■ GIVEN TASK ■
Everything in the listing except the pictures should be written out exactly.

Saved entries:
====================

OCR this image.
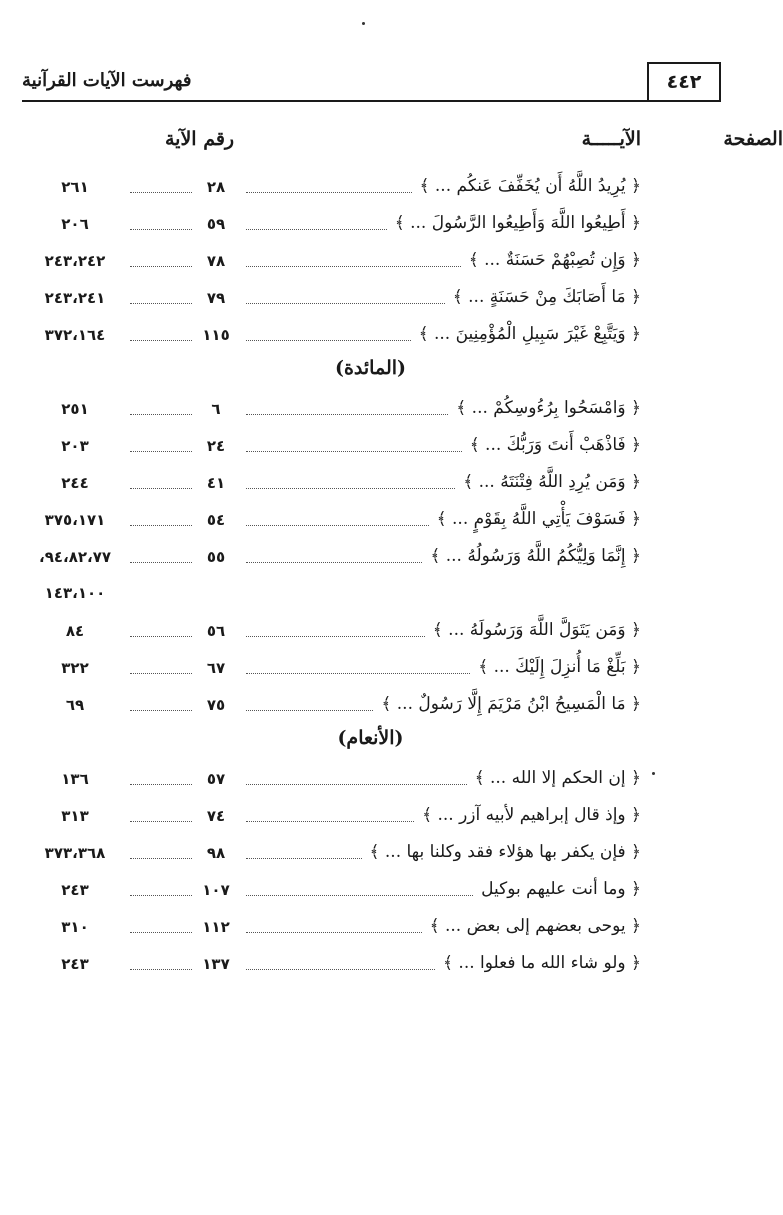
٤٤٢
فهرست الآيات القرآنية
الآيـــــة
رقم الآية	الصفحة
٢٦١	٢٨	﴿ يُرِيدُ اللَّهُ أَن يُخَفِّفَ عَنكُم ... ﴾
٢٠٦	٥٩	﴿ أَطِيعُوا اللَّهَ وَأَطِيعُوا الرَّسُولَ ... ﴾
٢٤٣،٢٤٢	٧٨	﴿ وَإِن تُصِبْهُمْ حَسَنَةٌ ... ﴾
٢٤٣،٢٤١	٧٩	﴿ مَا أَصَابَكَ مِنْ حَسَنَةٍ ... ﴾
٣٧٢،١٦٤	١١٥	﴿ وَيَتَّبِعْ غَيْرَ سَبِيلِ الْمُؤْمِنِينَ ... ﴾
(المائدة)
٢٥١	٦	﴿ وَامْسَحُوا بِرُءُوسِكُمْ ... ﴾
٢٠٣	٢٤	﴿ فَاذْهَبْ أَنتَ وَرَبُّكَ ... ﴾
٢٤٤	٤١	﴿ وَمَن يُرِدِ اللَّهُ فِتْنَتَهُ ... ﴾
٣٧٥،١٧١	٥٤	﴿ فَسَوْفَ يَأْتِي اللَّهُ بِقَوْمٍ ... ﴾
،٩٤،٨٢،٧٧	٥٥	﴿ إِنَّمَا وَلِيُّكُمُ اللَّهُ وَرَسُولُهُ ... ﴾
١٤٣،١٠٠
٨٤	٥٦	﴿ وَمَن يَتَوَلَّ اللَّهَ وَرَسُولَهُ ... ﴾
٣٢٢	٦٧	﴿ بَلِّغْ مَا أُنزِلَ إِلَيْكَ ... ﴾
٦٩	٧٥	﴿ مَا الْمَسِيحُ ابْنُ مَرْيَمَ إِلَّا رَسُولٌ ... ﴾
(الأنعام)
١٣٦	٥٧	﴿ إن الحكم إلا الله ... ﴾
٣١٣	٧٤	﴿ وإذ قال إبراهيم لأبيه آزر ... ﴾
٣٧٣،٣٦٨	٩٨	﴿ فإن يكفر بها هؤلاء فقد وكلنا بها ... ﴾
٢٤٣	١٠٧	﴿ وما أنت عليهم بوكيل
٣١٠	١١٢	﴿ يوحى بعضهم إلى بعض ... ﴾
٢٤٣	١٣٧	﴿ ولو شاء الله ما فعلوا ... ﴾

====================

■ EXERCISE RESULT ■
OCR this image.
٤٤٢
فهرست الآيات القرآنية
الآيـــــة
رقم الآية	الصفحة
٢٦١	٢٨	﴿ يُرِيدُ اللَّهُ أَن يُخَفِّفَ عَنكُم ... ﴾
٢٠٦	٥٩	﴿ أَطِيعُوا اللَّهَ وَأَطِيعُوا الرَّسُولَ ... ﴾
٢٤٣،٢٤٢	٧٨	﴿ وَإِن تُصِبْهُمْ حَسَنَةٌ ... ﴾
٢٤٣،٢٤١	٧٩	﴿ مَا أَصَابَكَ مِنْ حَسَنَةٍ ... ﴾
٣٧٢،١٦٤	١١٥	﴿ وَيَتَّبِعْ غَيْرَ سَبِيلِ الْمُؤْمِنِينَ ... ﴾
(المائدة)
٢٥١	٦	﴿ وَامْسَحُوا بِرُءُوسِكُمْ ... ﴾
٢٠٣	٢٤	﴿ فَاذْهَبْ أَنتَ وَرَبُّكَ ... ﴾
٢٤٤	٤١	﴿ وَمَن يُرِدِ اللَّهُ فِتْنَتَهُ ... ﴾
٣٧٥،١٧١	٥٤	﴿ فَسَوْفَ يَأْتِي اللَّهُ بِقَوْمٍ ... ﴾
،٩٤،٨٢،٧٧	٥٥	﴿ إِنَّمَا وَلِيُّكُمُ اللَّهُ وَرَسُولُهُ ... ﴾
١٤٣،١٠٠
٨٤	٥٦	﴿ وَمَن يَتَوَلَّ اللَّهَ وَرَسُولَهُ ... ﴾
٣٢٢	٦٧	﴿ بَلِّغْ مَا أُنزِلَ إِلَيْكَ ... ﴾
٦٩	٧٥	﴿ مَا الْمَسِيحُ ابْنُ مَرْيَمَ إِلَّا رَسُولٌ ... ﴾
(الأنعام)
١٣٦	٥٧	﴿ إن الحكم إلا الله ... ﴾
٣١٣	٧٤	﴿ وإذ قال إبراهيم لأبيه آزر ... ﴾
٣٧٣،٣٦٨	٩٨	﴿ فإن يكفر بها هؤلاء فقد وكلنا بها ... ﴾
٢٤٣	١٠٧	﴿ وما أنت عليهم بوكيل
٣١٠	١١٢	﴿ يوحى بعضهم إلى بعض ... ﴾
٢٤٣	١٣٧	﴿ ولو شاء الله ما فعلوا ... ﴾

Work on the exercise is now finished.